What you will do:
Collect all lines from the records below that include the word "color".

Exercise input:
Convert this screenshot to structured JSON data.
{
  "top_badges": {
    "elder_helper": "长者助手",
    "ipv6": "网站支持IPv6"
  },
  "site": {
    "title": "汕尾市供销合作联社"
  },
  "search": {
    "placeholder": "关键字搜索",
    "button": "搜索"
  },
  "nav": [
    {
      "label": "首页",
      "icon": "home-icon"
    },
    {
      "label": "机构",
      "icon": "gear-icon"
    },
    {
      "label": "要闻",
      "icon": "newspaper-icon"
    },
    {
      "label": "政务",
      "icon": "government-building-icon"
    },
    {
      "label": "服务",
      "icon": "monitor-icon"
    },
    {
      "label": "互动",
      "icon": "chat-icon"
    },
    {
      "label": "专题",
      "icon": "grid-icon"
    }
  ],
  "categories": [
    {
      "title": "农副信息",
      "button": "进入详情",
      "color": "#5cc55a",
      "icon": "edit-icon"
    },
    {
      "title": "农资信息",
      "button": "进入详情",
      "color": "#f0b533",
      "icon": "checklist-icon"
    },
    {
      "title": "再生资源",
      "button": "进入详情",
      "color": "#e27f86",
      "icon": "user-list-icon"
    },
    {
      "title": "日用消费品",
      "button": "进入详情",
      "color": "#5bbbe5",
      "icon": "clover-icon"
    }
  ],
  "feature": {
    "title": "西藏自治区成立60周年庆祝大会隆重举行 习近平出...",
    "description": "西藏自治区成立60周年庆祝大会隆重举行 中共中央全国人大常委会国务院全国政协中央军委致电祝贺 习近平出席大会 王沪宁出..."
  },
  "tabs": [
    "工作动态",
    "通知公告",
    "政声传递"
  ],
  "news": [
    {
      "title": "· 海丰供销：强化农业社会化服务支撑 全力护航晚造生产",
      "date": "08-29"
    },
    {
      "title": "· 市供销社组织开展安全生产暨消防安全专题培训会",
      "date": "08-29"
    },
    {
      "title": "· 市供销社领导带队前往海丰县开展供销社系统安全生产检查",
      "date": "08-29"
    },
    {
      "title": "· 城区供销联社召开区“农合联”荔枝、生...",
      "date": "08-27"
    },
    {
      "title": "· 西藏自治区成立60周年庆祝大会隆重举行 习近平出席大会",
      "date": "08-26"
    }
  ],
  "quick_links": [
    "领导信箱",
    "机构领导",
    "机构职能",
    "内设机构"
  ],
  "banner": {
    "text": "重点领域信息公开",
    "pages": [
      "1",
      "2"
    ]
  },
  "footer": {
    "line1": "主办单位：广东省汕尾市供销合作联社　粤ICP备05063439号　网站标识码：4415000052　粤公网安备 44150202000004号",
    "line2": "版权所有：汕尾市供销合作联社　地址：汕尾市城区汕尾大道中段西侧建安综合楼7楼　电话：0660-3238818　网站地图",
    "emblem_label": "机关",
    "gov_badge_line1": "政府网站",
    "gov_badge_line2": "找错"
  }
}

Response:
      "color": "#5cc55a",
      "color": "#f0b533",
      "color": "#e27f86",
      "color": "#5bbbe5",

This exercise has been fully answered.